═══ Task input
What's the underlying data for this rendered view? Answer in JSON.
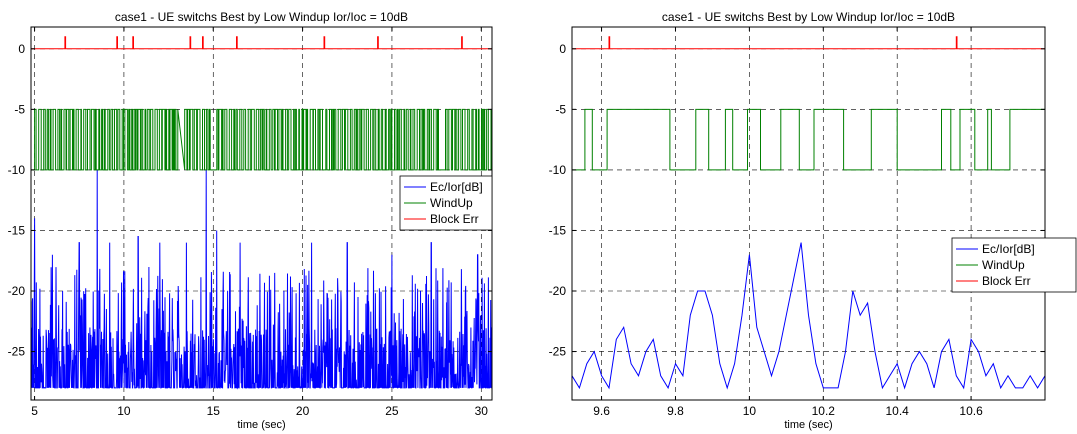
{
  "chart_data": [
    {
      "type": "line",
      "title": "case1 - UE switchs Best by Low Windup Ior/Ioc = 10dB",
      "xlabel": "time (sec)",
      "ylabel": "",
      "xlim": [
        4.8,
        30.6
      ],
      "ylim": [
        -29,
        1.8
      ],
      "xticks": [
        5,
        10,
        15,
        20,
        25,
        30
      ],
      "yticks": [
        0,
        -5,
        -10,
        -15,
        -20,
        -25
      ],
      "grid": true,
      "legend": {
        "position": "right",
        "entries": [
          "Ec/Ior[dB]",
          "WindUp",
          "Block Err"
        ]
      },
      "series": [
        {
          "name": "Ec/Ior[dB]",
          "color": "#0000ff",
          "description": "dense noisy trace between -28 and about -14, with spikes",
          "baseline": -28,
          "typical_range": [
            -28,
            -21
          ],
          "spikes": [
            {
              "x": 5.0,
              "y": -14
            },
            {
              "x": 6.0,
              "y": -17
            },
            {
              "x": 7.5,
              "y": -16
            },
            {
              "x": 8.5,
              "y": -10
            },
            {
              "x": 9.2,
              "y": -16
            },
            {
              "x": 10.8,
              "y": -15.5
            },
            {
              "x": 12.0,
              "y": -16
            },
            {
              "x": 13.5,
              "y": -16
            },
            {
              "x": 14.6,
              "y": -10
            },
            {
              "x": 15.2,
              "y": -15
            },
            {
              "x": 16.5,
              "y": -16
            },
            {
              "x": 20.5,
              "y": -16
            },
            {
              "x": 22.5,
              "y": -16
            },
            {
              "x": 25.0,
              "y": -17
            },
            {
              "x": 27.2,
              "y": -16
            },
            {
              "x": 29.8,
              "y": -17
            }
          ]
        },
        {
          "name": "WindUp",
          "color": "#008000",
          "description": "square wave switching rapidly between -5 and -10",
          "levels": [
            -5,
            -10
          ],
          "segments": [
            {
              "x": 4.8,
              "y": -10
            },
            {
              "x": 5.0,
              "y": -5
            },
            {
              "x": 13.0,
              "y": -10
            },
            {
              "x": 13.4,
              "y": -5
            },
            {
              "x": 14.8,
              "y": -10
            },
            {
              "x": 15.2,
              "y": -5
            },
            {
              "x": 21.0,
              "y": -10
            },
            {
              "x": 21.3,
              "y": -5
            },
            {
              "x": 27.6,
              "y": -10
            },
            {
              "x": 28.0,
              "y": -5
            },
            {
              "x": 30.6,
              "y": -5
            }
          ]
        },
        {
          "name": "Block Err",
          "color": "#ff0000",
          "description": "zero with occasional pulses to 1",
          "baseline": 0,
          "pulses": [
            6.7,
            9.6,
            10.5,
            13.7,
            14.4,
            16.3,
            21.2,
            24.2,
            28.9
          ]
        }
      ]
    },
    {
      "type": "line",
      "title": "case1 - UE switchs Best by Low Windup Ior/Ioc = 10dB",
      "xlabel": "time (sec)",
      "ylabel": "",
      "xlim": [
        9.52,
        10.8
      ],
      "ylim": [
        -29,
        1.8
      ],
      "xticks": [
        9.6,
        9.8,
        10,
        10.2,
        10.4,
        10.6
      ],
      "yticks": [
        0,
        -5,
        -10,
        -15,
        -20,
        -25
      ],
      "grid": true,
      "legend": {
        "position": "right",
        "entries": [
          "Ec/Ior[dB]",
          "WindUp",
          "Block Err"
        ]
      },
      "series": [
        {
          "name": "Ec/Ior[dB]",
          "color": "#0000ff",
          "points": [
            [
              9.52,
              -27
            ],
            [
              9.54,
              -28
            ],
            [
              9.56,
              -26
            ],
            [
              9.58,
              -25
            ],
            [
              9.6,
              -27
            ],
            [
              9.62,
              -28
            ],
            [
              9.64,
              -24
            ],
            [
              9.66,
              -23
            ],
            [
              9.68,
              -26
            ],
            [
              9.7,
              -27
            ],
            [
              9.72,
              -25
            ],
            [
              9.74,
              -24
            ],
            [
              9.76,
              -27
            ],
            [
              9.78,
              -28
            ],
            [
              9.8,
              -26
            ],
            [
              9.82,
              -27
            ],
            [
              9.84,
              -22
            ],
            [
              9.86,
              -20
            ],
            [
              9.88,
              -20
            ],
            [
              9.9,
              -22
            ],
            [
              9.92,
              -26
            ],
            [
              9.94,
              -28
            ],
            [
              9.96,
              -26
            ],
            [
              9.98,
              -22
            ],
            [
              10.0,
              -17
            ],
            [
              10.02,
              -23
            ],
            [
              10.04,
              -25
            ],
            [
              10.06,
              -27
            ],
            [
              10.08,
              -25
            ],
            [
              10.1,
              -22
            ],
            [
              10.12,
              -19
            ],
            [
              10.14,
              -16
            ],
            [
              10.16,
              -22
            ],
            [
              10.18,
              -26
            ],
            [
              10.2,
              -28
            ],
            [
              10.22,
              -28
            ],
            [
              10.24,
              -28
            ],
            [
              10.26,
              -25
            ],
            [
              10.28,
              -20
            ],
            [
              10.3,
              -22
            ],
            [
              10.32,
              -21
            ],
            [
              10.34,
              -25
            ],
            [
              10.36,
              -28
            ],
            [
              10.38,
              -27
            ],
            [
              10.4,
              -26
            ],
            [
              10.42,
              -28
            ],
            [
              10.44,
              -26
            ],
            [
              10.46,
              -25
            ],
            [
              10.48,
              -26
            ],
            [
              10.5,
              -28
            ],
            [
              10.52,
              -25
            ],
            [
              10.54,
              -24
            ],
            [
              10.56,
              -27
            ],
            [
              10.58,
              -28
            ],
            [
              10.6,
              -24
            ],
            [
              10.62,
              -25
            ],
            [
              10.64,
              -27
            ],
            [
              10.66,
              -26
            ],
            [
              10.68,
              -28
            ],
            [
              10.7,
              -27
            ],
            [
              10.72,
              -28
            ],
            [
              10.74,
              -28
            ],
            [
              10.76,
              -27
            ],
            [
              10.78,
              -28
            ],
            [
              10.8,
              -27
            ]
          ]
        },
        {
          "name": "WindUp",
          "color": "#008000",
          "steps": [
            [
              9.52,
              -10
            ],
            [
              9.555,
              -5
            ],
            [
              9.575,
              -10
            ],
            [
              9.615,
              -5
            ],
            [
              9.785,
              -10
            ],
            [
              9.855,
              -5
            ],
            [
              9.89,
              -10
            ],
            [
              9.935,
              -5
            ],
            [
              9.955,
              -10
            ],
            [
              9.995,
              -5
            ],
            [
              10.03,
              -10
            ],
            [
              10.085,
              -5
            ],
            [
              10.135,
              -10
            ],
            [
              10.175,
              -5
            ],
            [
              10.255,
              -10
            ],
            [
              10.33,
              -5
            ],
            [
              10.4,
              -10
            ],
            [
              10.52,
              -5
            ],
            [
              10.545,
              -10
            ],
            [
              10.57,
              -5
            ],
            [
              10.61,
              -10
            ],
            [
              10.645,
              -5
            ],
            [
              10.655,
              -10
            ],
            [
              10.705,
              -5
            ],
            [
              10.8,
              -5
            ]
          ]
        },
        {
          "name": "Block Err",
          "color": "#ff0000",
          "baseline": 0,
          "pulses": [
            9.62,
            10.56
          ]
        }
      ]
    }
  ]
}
══════
Exercise –
Give the number of lines in the entries that hold the word "with", and nothing else.

Solved exercise –
2